Listed entries:

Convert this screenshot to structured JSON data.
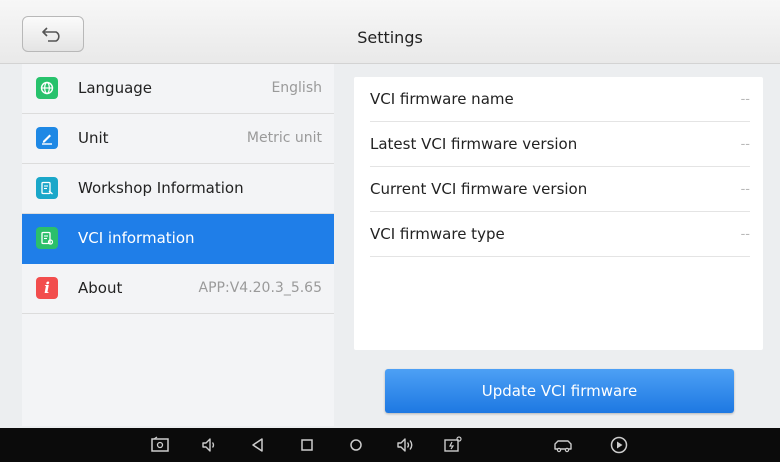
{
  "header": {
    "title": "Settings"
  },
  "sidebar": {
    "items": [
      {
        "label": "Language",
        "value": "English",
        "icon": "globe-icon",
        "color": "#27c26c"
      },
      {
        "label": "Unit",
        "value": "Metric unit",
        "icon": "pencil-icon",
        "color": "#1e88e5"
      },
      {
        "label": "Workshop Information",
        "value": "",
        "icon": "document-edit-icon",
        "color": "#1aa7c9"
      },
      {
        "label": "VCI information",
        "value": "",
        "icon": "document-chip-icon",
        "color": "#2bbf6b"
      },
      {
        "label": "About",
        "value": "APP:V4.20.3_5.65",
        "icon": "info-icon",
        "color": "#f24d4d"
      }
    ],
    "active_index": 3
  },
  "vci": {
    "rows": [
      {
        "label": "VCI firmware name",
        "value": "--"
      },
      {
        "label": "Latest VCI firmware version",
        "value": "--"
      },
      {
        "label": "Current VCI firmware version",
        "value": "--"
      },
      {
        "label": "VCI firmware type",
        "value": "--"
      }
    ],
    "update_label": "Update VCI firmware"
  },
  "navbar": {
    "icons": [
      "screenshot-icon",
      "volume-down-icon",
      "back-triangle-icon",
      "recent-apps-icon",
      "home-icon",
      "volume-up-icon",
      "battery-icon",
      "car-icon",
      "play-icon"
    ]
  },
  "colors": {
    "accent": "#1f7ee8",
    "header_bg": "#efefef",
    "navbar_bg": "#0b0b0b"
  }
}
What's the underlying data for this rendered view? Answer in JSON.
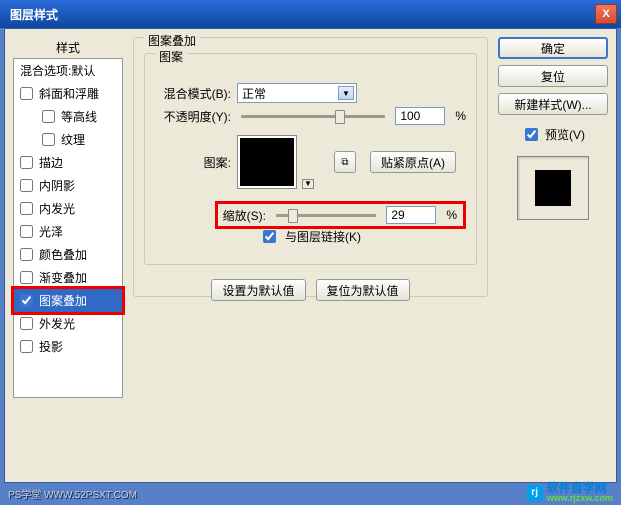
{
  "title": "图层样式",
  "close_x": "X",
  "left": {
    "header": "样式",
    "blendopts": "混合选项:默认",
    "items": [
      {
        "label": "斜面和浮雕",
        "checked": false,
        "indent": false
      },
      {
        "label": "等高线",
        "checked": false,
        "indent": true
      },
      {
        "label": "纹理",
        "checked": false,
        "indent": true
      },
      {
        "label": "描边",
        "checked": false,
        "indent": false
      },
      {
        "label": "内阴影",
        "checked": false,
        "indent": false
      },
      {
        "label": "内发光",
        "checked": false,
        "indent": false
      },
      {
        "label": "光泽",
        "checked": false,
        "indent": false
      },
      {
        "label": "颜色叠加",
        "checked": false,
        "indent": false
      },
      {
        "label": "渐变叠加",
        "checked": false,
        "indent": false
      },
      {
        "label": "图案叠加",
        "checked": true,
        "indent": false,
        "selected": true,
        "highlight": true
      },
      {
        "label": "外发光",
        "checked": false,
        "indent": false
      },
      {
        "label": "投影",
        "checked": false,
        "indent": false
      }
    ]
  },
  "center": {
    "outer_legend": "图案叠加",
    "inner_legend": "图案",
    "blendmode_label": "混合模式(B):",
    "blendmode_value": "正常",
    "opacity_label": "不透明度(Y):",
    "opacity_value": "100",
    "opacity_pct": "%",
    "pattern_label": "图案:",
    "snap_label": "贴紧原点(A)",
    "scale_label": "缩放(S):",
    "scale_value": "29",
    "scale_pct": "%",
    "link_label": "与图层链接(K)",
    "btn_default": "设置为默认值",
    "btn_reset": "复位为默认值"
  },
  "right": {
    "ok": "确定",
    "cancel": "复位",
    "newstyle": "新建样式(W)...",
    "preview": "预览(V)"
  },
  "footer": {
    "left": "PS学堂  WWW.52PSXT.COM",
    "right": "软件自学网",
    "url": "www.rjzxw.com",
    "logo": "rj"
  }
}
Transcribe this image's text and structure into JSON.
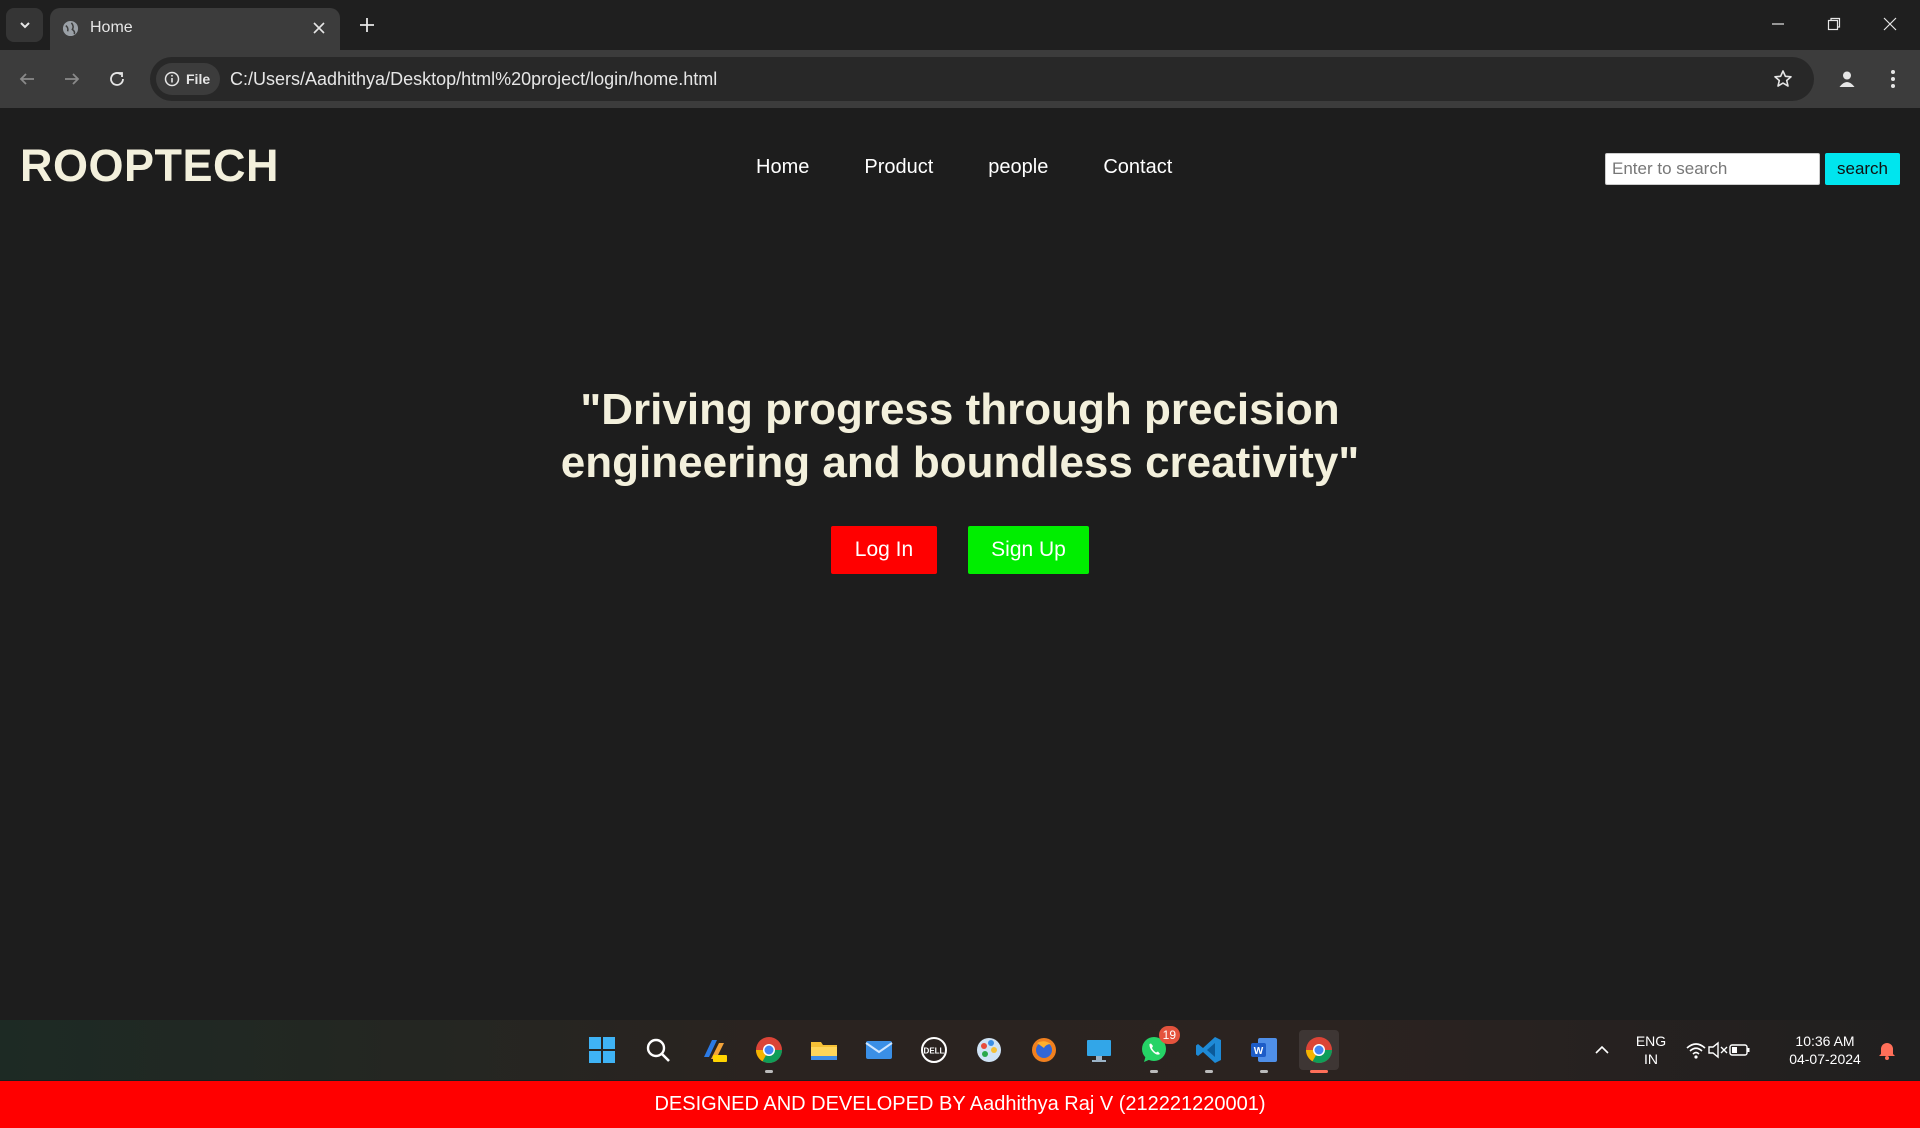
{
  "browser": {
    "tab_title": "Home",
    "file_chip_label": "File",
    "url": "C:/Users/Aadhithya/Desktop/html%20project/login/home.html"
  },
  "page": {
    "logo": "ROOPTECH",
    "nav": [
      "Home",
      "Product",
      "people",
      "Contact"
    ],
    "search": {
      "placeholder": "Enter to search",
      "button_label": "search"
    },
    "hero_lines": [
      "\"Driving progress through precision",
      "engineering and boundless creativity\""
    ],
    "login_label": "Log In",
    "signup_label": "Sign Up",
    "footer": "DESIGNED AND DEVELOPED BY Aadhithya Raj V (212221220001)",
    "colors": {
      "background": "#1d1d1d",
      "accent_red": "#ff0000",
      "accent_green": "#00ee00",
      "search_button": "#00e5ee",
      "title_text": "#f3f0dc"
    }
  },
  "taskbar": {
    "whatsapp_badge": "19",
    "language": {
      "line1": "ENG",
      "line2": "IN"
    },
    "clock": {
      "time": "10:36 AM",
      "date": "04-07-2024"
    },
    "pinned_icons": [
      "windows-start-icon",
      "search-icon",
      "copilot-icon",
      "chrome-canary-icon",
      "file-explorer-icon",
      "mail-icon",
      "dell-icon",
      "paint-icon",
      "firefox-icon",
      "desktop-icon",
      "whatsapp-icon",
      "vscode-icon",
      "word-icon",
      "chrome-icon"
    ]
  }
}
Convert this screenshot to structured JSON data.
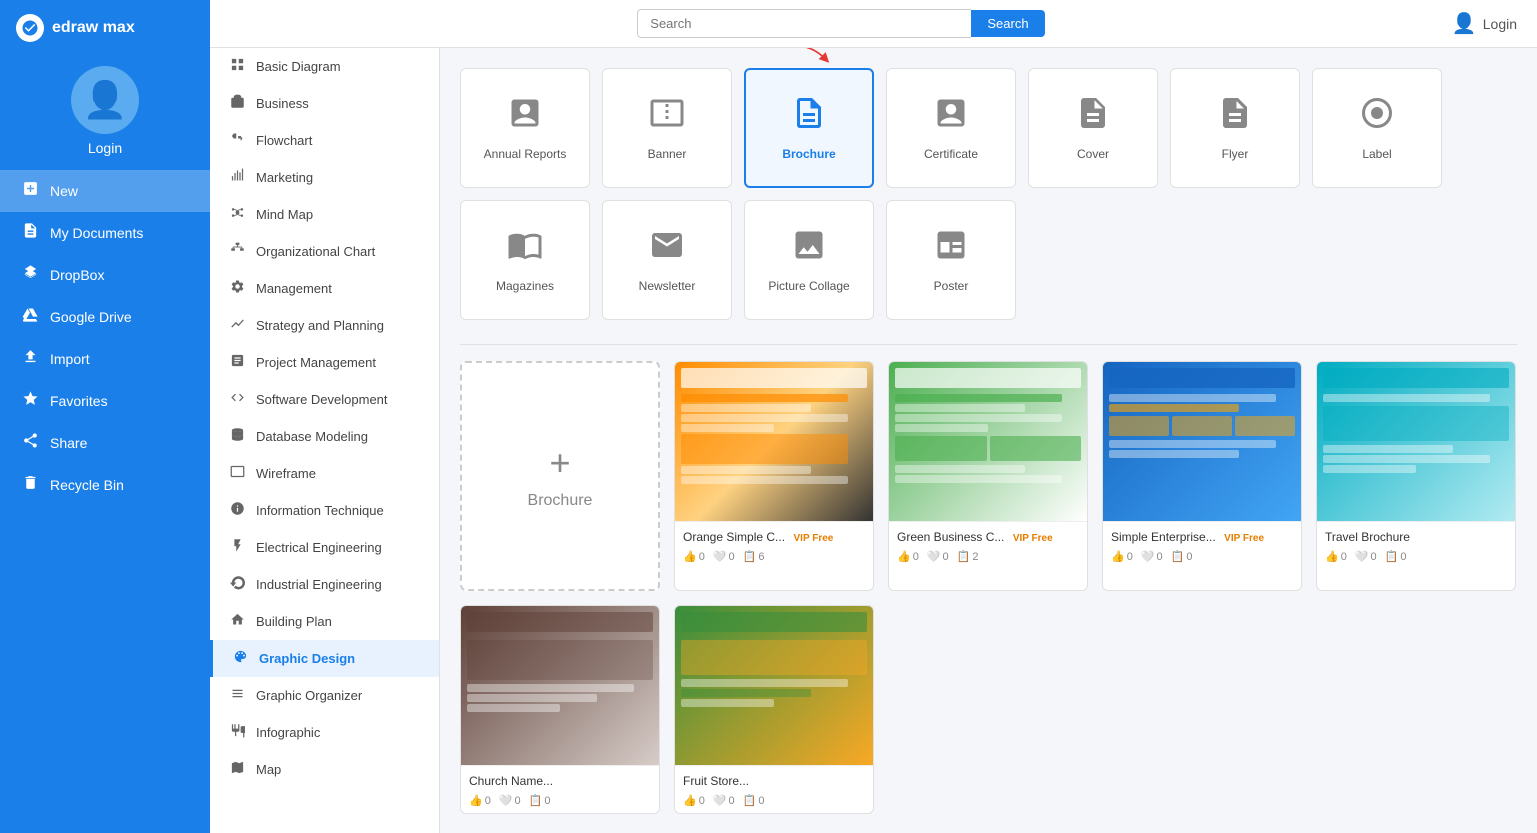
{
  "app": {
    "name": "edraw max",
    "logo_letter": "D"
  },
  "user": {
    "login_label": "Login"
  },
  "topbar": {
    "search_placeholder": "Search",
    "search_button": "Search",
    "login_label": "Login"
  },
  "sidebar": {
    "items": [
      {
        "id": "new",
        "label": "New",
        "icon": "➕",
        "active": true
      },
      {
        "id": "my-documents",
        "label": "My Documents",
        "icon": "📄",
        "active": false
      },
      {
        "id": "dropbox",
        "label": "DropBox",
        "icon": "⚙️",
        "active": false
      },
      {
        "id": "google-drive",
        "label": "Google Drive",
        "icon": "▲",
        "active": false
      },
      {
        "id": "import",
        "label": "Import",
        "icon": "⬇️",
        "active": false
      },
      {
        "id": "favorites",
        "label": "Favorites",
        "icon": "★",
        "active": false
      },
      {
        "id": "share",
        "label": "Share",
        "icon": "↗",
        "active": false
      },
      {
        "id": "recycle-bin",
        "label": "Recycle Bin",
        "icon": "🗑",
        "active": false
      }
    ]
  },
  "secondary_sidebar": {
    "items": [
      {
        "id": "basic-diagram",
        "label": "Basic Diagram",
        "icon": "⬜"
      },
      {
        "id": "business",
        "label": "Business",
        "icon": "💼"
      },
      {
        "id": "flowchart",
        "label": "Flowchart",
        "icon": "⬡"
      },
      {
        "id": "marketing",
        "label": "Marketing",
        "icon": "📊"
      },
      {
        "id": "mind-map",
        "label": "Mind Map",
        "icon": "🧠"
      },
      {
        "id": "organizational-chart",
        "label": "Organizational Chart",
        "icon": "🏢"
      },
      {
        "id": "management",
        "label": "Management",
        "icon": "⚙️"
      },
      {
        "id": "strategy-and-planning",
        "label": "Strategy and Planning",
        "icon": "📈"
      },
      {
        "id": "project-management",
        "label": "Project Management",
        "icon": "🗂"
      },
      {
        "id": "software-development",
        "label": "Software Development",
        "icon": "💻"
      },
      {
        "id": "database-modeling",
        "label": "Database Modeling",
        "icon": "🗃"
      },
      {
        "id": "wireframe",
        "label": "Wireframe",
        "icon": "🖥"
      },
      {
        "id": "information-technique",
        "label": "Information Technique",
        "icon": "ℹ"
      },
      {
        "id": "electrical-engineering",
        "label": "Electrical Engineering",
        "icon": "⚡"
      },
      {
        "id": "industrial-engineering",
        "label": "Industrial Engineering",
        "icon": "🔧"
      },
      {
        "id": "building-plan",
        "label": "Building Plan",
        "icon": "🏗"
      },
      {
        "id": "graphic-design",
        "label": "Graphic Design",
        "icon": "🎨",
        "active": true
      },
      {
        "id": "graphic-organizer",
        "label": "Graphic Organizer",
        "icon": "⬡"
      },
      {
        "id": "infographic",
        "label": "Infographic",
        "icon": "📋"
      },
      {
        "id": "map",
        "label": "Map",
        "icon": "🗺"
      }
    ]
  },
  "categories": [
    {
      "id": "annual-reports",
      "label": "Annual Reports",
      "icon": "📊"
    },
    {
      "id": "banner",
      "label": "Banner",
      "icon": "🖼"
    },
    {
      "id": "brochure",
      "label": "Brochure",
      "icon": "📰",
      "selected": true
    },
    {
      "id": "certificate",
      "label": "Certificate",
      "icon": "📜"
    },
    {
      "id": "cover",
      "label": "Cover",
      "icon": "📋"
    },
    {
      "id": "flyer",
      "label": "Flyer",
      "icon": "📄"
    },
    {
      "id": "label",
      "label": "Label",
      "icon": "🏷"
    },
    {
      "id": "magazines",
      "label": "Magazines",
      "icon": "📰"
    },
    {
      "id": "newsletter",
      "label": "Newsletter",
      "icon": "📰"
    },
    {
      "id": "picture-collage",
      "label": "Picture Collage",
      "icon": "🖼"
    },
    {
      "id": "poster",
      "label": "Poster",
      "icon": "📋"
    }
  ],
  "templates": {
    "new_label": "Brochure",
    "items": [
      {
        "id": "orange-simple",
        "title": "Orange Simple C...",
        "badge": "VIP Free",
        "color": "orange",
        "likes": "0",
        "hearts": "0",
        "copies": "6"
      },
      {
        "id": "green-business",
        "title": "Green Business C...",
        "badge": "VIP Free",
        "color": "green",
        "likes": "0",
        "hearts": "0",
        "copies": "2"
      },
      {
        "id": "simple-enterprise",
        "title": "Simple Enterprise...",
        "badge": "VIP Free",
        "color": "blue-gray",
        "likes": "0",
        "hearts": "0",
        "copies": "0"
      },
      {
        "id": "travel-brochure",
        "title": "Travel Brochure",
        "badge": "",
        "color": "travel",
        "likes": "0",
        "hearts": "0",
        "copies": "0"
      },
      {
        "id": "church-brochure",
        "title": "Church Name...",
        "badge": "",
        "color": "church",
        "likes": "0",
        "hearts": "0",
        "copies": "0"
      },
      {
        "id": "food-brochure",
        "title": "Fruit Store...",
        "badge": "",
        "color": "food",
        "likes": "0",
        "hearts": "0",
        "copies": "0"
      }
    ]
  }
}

Aim:
Report only how many lines in the entries contain "this".

Exercise response:
4